Request:
Return the listing below word for word.

Material shown:
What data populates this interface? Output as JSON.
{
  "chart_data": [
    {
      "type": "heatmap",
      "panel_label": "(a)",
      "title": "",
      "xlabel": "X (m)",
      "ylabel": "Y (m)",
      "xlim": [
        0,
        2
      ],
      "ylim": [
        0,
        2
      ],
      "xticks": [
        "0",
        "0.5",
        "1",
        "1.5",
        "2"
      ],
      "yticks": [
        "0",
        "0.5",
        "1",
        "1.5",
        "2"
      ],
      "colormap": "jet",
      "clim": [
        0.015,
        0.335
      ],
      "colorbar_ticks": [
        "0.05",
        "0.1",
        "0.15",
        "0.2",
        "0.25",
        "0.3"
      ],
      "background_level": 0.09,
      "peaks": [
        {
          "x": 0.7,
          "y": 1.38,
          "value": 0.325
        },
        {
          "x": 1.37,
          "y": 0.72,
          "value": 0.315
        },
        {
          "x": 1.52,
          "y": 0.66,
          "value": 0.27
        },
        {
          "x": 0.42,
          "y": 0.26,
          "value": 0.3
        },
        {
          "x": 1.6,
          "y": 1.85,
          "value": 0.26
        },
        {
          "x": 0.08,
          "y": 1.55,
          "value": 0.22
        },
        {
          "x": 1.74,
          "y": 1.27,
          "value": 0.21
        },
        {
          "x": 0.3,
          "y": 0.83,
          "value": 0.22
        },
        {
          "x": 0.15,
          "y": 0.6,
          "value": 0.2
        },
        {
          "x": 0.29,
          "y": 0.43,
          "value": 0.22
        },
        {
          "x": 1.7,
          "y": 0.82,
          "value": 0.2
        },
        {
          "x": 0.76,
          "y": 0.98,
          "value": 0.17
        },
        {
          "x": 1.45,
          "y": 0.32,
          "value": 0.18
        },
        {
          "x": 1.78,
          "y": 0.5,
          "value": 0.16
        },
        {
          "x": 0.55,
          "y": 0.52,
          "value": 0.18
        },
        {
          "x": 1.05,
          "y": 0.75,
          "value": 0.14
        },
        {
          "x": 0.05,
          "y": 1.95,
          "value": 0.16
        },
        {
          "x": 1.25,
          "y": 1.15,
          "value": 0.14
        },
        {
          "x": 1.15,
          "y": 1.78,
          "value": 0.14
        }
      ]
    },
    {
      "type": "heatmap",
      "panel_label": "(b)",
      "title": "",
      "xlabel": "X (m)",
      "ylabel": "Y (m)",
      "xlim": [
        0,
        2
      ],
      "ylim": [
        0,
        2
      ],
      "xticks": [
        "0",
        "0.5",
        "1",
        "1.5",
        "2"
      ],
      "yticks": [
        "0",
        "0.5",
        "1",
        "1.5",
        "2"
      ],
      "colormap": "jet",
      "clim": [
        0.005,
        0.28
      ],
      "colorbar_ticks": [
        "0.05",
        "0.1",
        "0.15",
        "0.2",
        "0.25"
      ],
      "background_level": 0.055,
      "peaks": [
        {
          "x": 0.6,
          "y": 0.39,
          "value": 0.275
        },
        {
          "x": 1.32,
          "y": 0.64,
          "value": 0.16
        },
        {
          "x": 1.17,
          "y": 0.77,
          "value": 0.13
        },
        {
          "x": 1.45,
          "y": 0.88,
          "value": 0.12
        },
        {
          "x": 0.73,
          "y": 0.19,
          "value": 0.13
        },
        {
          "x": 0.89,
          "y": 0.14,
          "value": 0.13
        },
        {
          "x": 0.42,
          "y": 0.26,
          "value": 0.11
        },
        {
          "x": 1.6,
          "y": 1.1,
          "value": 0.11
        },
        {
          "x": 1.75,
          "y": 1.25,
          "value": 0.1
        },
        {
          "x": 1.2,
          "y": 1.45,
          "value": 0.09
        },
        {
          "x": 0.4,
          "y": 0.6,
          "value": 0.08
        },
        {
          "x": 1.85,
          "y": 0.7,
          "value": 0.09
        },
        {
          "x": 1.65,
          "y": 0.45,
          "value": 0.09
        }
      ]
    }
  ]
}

Exercise output:
What data populates this interface? Output as JSON.
{
  "chart_data": [
    {
      "type": "heatmap",
      "panel_label": "(a)",
      "title": "",
      "xlabel": "X (m)",
      "ylabel": "Y (m)",
      "xlim": [
        0,
        2
      ],
      "ylim": [
        0,
        2
      ],
      "xticks": [
        "0",
        "0.5",
        "1",
        "1.5",
        "2"
      ],
      "yticks": [
        "0",
        "0.5",
        "1",
        "1.5",
        "2"
      ],
      "colormap": "jet",
      "clim": [
        0.015,
        0.335
      ],
      "colorbar_ticks": [
        "0.05",
        "0.1",
        "0.15",
        "0.2",
        "0.25",
        "0.3"
      ],
      "background_level": 0.09,
      "peaks": [
        {
          "x": 0.7,
          "y": 1.38,
          "value": 0.325
        },
        {
          "x": 1.37,
          "y": 0.72,
          "value": 0.315
        },
        {
          "x": 1.52,
          "y": 0.66,
          "value": 0.27
        },
        {
          "x": 0.42,
          "y": 0.26,
          "value": 0.3
        },
        {
          "x": 1.6,
          "y": 1.85,
          "value": 0.26
        },
        {
          "x": 0.08,
          "y": 1.55,
          "value": 0.22
        },
        {
          "x": 1.74,
          "y": 1.27,
          "value": 0.21
        },
        {
          "x": 0.3,
          "y": 0.83,
          "value": 0.22
        },
        {
          "x": 0.15,
          "y": 0.6,
          "value": 0.2
        },
        {
          "x": 0.29,
          "y": 0.43,
          "value": 0.22
        },
        {
          "x": 1.7,
          "y": 0.82,
          "value": 0.2
        },
        {
          "x": 0.76,
          "y": 0.98,
          "value": 0.17
        },
        {
          "x": 1.45,
          "y": 0.32,
          "value": 0.18
        },
        {
          "x": 1.78,
          "y": 0.5,
          "value": 0.16
        },
        {
          "x": 0.55,
          "y": 0.52,
          "value": 0.18
        },
        {
          "x": 1.05,
          "y": 0.75,
          "value": 0.14
        },
        {
          "x": 0.05,
          "y": 1.95,
          "value": 0.16
        },
        {
          "x": 1.25,
          "y": 1.15,
          "value": 0.14
        },
        {
          "x": 1.15,
          "y": 1.78,
          "value": 0.14
        }
      ]
    },
    {
      "type": "heatmap",
      "panel_label": "(b)",
      "title": "",
      "xlabel": "X (m)",
      "ylabel": "Y (m)",
      "xlim": [
        0,
        2
      ],
      "ylim": [
        0,
        2
      ],
      "xticks": [
        "0",
        "0.5",
        "1",
        "1.5",
        "2"
      ],
      "yticks": [
        "0",
        "0.5",
        "1",
        "1.5",
        "2"
      ],
      "colormap": "jet",
      "clim": [
        0.005,
        0.28
      ],
      "colorbar_ticks": [
        "0.05",
        "0.1",
        "0.15",
        "0.2",
        "0.25"
      ],
      "background_level": 0.055,
      "peaks": [
        {
          "x": 0.6,
          "y": 0.39,
          "value": 0.275
        },
        {
          "x": 1.32,
          "y": 0.64,
          "value": 0.16
        },
        {
          "x": 1.17,
          "y": 0.77,
          "value": 0.13
        },
        {
          "x": 1.45,
          "y": 0.88,
          "value": 0.12
        },
        {
          "x": 0.73,
          "y": 0.19,
          "value": 0.13
        },
        {
          "x": 0.89,
          "y": 0.14,
          "value": 0.13
        },
        {
          "x": 0.42,
          "y": 0.26,
          "value": 0.11
        },
        {
          "x": 1.6,
          "y": 1.1,
          "value": 0.11
        },
        {
          "x": 1.75,
          "y": 1.25,
          "value": 0.1
        },
        {
          "x": 1.2,
          "y": 1.45,
          "value": 0.09
        },
        {
          "x": 0.4,
          "y": 0.6,
          "value": 0.08
        },
        {
          "x": 1.85,
          "y": 0.7,
          "value": 0.09
        },
        {
          "x": 1.65,
          "y": 0.45,
          "value": 0.09
        }
      ]
    }
  ]
}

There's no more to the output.